### GIVEN DATA ###

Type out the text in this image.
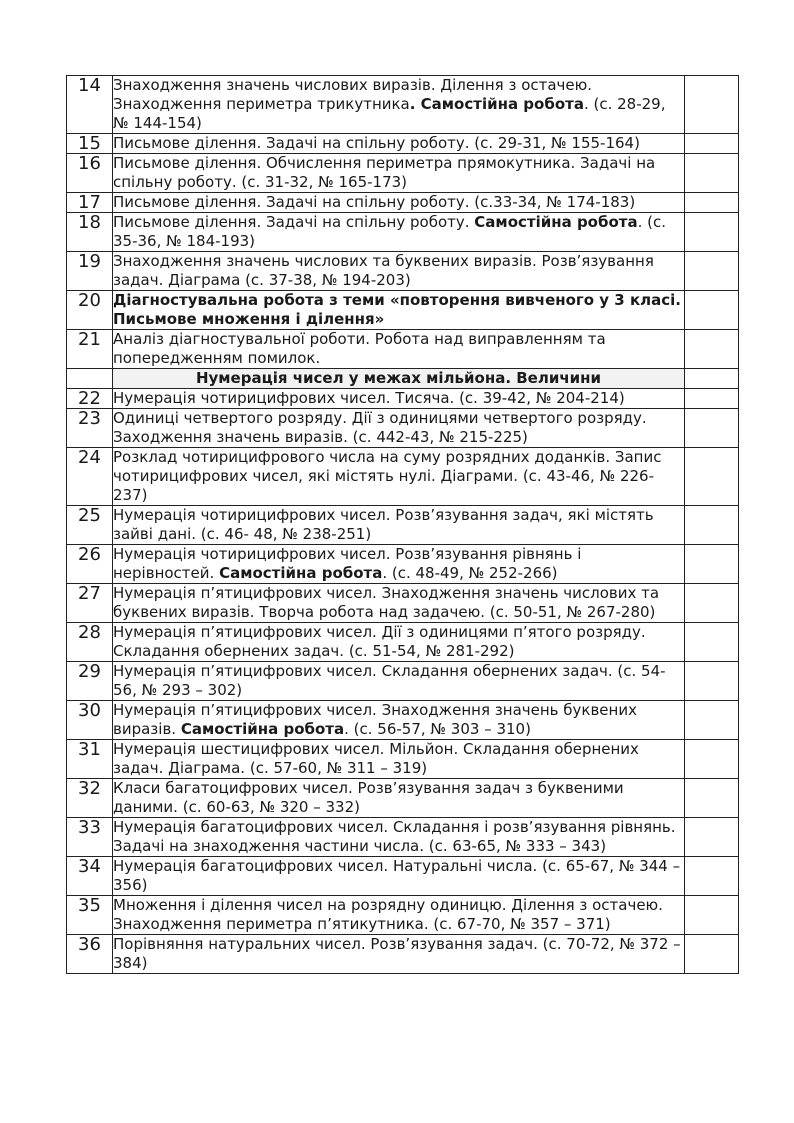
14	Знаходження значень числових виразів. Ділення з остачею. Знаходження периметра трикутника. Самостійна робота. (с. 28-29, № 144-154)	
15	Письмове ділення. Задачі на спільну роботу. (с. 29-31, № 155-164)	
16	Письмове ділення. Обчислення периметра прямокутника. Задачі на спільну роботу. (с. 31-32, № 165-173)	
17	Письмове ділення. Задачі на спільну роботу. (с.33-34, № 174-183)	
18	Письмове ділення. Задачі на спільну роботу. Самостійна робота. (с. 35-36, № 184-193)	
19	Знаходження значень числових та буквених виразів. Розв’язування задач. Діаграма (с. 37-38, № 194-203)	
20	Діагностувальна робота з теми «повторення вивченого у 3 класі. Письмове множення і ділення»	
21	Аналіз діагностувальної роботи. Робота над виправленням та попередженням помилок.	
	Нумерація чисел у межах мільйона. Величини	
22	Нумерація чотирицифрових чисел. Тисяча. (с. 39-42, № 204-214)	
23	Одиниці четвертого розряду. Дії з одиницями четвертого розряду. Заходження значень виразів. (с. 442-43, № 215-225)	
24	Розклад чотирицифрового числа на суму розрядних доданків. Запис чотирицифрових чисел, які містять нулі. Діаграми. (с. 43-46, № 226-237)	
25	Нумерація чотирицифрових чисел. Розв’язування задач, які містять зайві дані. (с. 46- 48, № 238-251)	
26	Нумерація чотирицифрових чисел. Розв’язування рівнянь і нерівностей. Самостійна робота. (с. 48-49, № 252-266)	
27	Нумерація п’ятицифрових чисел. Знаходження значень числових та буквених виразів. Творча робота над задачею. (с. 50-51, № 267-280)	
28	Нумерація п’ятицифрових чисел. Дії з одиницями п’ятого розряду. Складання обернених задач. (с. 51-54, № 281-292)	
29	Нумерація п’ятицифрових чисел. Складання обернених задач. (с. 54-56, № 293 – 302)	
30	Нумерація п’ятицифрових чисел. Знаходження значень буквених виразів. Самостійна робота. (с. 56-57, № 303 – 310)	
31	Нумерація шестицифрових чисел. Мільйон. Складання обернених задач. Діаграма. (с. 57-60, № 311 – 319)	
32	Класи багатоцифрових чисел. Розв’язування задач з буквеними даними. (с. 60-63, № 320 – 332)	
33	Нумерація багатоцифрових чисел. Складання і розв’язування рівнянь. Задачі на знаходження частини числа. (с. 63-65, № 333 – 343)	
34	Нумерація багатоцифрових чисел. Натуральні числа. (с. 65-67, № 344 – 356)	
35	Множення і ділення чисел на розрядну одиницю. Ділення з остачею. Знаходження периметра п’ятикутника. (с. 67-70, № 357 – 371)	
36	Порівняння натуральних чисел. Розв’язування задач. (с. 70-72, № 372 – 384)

###

- _STATED GOAL_
Look through the records and gather each line with the word "Складання".

- _SOLUTION TO THIS EXERCISE_
28	Нумерація п’ятицифрових чисел. Дії з одиницями п’ятого розряду. Складання обернених задач. (с. 51-54, № 281-292)	
29	Нумерація п’ятицифрових чисел. Складання обернених задач. (с. 54-56, № 293 – 302)	
31	Нумерація шестицифрових чисел. Мільйон. Складання обернених задач. Діаграма. (с. 57-60, № 311 – 319)	
33	Нумерація багатоцифрових чисел. Складання і розв’язування рівнянь. Задачі на знаходження частини числа. (с. 63-65, № 333 – 343)	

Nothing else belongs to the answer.